• [DESCRIPTION OF THE TASK] Reproduce all of the material word for word.

--- Start DATASET EXTRACT ---

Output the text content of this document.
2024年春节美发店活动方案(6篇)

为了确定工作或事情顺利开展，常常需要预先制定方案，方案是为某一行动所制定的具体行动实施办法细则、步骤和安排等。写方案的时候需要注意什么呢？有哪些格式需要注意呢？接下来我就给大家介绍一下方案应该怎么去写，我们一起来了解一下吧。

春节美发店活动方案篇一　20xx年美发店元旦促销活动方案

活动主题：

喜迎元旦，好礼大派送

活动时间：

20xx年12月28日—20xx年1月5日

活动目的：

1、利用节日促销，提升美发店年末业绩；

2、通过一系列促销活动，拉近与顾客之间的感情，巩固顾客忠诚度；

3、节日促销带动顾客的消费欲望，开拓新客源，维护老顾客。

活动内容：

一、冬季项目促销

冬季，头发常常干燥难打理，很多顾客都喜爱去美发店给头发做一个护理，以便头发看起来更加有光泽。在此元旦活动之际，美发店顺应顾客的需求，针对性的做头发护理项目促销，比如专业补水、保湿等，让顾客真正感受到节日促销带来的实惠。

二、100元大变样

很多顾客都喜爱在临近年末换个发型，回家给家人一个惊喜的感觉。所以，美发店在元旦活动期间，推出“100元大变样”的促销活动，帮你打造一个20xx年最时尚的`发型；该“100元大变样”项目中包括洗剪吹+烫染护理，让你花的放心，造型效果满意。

--- End DATASET EXTRACT ---

• [REPLY]
Output the text content of this document.
2024年春节美发店活动方案(6篇)

为了确定工作或事情顺利开展，常常需要预先制定方案，方案是为某一行动所制定的具体行动实施办法细则、步骤和安排等。写方案的时候需要注意什么呢？有哪些格式需要注意呢？接下来我就给大家介绍一下方案应该怎么去写，我们一起来了解一下吧。

春节美发店活动方案篇一　20xx年美发店元旦促销活动方案

活动主题：

喜迎元旦，好礼大派送

活动时间：

20xx年12月28日—20xx年1月5日

活动目的：

1、利用节日促销，提升美发店年末业绩；

2、通过一系列促销活动，拉近与顾客之间的感情，巩固顾客忠诚度；

3、节日促销带动顾客的消费欲望，开拓新客源，维护老顾客。

活动内容：

一、冬季项目促销

冬季，头发常常干燥难打理，很多顾客都喜爱去美发店给头发做一个护理，以便头发看起来更加有光泽。在此元旦活动之际，美发店顺应顾客的需求，针对性的做头发护理项目促销，比如专业补水、保湿等，让顾客真正感受到节日促销带来的实惠。

二、100元大变样

很多顾客都喜爱在临近年末换个发型，回家给家人一个惊喜的感觉。所以，美发店在元旦活动期间，推出“100元大变样”的促销活动，帮你打造一个20xx年最时尚的`发型；该“100元大变样”项目中包括洗剪吹+烫染护理，让你花的放心，造型效果满意。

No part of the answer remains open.